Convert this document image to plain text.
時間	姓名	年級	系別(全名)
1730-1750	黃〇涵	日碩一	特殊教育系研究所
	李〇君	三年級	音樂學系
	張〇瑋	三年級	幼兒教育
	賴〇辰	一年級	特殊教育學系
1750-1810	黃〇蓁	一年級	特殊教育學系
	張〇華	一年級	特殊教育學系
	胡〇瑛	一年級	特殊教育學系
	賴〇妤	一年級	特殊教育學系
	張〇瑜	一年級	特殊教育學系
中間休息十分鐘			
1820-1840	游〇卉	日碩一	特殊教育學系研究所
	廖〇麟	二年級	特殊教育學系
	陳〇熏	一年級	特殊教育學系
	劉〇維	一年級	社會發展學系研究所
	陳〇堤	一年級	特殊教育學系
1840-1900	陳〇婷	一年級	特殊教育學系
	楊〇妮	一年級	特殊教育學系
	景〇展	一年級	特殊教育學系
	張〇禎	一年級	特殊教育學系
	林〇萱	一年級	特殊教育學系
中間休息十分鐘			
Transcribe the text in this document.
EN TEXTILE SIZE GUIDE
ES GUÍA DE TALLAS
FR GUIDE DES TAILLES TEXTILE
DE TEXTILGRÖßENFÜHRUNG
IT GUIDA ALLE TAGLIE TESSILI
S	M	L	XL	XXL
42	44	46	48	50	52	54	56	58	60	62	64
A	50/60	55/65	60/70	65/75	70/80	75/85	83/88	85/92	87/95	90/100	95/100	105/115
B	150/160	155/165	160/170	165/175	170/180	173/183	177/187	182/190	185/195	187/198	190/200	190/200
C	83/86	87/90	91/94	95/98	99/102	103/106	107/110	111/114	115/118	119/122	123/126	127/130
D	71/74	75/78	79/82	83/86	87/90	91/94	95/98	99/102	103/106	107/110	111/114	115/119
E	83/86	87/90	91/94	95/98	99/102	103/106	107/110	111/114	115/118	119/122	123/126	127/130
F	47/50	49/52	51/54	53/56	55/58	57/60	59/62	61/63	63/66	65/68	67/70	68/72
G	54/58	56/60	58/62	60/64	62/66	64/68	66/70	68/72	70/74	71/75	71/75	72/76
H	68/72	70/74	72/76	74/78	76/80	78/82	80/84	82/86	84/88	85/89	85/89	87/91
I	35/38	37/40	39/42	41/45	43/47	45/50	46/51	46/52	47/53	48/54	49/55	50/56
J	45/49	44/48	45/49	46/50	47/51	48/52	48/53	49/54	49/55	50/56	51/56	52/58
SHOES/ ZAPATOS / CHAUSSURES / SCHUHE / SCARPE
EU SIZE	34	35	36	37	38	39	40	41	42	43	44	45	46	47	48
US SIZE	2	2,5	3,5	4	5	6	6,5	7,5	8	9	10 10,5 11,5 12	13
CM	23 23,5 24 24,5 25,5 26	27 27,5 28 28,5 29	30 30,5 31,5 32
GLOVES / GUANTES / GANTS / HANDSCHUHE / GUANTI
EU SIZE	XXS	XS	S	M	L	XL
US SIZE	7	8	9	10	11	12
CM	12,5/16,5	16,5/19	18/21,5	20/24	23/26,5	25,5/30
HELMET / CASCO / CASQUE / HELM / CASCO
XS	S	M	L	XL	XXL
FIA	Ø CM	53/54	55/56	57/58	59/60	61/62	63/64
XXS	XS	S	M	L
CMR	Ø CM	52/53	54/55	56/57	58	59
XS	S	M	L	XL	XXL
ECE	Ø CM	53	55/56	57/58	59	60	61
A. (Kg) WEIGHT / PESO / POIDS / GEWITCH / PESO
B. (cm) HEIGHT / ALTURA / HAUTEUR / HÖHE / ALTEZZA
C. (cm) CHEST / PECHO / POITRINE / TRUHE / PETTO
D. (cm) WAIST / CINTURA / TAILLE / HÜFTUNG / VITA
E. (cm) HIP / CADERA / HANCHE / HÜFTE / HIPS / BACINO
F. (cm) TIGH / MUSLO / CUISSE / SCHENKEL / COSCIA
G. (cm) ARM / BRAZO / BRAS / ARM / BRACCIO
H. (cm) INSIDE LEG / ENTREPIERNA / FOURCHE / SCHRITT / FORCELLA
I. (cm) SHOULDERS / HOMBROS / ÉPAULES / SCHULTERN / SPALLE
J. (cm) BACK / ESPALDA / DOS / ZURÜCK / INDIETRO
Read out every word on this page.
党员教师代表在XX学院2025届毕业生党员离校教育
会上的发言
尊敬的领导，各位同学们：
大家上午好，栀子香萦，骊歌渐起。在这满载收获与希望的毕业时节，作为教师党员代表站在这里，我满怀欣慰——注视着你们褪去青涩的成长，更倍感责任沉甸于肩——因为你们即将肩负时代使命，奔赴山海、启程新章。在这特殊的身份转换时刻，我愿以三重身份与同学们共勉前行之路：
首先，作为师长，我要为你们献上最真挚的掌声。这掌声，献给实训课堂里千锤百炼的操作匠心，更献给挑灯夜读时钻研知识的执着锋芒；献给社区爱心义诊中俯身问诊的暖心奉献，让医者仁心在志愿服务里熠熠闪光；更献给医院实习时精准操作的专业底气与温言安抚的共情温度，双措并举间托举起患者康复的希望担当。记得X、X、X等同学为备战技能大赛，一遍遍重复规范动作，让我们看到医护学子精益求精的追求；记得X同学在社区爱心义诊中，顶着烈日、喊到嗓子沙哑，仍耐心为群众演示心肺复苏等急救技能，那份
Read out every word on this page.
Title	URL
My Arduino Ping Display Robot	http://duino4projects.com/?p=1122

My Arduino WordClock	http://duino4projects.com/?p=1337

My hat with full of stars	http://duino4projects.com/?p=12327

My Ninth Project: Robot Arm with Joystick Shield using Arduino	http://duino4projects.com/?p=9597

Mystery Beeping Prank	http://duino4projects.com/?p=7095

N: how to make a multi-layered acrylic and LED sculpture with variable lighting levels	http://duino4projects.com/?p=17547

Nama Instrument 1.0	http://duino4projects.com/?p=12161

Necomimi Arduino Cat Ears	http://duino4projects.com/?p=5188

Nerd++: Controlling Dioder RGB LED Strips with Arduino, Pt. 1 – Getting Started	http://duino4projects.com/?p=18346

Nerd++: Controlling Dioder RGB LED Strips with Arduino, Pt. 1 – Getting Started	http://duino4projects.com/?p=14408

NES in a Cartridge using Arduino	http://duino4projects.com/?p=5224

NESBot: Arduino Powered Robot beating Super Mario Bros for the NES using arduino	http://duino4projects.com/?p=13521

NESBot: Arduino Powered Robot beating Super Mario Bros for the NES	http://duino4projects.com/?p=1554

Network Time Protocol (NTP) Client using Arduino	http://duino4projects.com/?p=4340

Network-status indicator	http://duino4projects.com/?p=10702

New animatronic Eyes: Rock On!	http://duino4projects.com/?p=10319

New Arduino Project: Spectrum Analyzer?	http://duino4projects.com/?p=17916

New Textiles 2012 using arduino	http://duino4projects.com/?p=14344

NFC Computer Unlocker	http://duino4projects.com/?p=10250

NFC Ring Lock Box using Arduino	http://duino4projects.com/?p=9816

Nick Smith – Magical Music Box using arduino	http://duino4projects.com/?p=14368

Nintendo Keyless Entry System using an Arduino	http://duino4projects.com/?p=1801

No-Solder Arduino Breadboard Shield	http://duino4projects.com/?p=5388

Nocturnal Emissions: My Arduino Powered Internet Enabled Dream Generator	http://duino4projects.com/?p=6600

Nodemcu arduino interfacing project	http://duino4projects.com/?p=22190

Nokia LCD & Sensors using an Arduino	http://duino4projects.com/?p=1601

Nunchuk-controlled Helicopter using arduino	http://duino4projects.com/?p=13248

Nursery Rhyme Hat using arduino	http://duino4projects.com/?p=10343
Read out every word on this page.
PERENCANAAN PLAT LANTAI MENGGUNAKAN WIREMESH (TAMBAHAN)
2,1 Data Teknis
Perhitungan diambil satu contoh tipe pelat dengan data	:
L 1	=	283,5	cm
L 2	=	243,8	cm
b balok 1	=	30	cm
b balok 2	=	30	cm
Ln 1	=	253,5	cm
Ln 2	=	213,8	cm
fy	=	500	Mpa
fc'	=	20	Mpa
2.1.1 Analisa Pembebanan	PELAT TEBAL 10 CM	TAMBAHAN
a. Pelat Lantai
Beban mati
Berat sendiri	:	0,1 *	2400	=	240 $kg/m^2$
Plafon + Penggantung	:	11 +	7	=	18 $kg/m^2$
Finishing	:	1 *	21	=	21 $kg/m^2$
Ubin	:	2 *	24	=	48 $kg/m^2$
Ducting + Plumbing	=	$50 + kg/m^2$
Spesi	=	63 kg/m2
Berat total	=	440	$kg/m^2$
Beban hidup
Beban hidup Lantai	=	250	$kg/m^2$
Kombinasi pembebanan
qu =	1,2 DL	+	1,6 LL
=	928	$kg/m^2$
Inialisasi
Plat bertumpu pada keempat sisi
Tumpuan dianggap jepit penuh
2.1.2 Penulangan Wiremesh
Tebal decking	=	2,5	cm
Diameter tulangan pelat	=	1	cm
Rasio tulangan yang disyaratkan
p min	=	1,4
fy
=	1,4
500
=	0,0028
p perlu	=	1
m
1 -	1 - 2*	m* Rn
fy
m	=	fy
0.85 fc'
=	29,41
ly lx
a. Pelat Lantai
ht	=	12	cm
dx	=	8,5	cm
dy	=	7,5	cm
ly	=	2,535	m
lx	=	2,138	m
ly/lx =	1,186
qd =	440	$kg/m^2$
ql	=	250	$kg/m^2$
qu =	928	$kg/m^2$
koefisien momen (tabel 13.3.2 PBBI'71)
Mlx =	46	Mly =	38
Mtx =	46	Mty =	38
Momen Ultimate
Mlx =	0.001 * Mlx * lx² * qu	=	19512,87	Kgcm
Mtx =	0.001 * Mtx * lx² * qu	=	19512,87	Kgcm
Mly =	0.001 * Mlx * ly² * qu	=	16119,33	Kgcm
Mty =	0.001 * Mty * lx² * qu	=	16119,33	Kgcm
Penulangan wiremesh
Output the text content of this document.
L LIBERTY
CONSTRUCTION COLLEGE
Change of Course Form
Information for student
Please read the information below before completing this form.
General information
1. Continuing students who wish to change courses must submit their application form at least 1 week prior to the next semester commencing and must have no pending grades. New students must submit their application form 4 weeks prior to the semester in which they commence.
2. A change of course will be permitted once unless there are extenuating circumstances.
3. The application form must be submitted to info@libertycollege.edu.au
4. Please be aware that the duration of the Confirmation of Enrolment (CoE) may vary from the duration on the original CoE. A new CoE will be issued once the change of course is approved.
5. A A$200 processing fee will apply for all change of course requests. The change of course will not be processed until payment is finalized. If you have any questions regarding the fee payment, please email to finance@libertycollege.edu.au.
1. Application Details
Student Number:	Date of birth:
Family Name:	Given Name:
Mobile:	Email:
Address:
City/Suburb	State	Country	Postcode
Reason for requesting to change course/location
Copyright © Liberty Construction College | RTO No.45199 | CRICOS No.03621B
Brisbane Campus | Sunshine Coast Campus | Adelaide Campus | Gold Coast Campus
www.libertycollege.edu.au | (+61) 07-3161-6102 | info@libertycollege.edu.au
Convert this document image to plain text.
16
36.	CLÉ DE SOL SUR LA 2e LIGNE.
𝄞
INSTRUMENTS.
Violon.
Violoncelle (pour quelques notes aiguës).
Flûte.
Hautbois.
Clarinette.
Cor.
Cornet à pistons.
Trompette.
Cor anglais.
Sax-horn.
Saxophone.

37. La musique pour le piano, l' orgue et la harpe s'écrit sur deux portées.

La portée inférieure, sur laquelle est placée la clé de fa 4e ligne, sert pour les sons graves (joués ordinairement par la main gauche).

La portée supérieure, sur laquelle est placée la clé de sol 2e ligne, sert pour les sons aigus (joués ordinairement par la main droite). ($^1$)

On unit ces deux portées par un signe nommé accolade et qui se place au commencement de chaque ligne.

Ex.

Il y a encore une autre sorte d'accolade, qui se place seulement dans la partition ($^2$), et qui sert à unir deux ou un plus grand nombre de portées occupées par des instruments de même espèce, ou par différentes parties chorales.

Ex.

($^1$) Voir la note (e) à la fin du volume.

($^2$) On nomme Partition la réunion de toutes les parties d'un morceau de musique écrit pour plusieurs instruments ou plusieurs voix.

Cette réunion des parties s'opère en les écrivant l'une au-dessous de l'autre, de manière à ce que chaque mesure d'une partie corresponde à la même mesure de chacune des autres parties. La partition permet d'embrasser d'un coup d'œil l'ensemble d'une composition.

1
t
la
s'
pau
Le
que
+ + + + +
DIRECTIONS FOR THIS TASK:
Of all the lines above, how many contain the word "using"? Give the number and nothing else.

EXERCISE SOLUTION:
11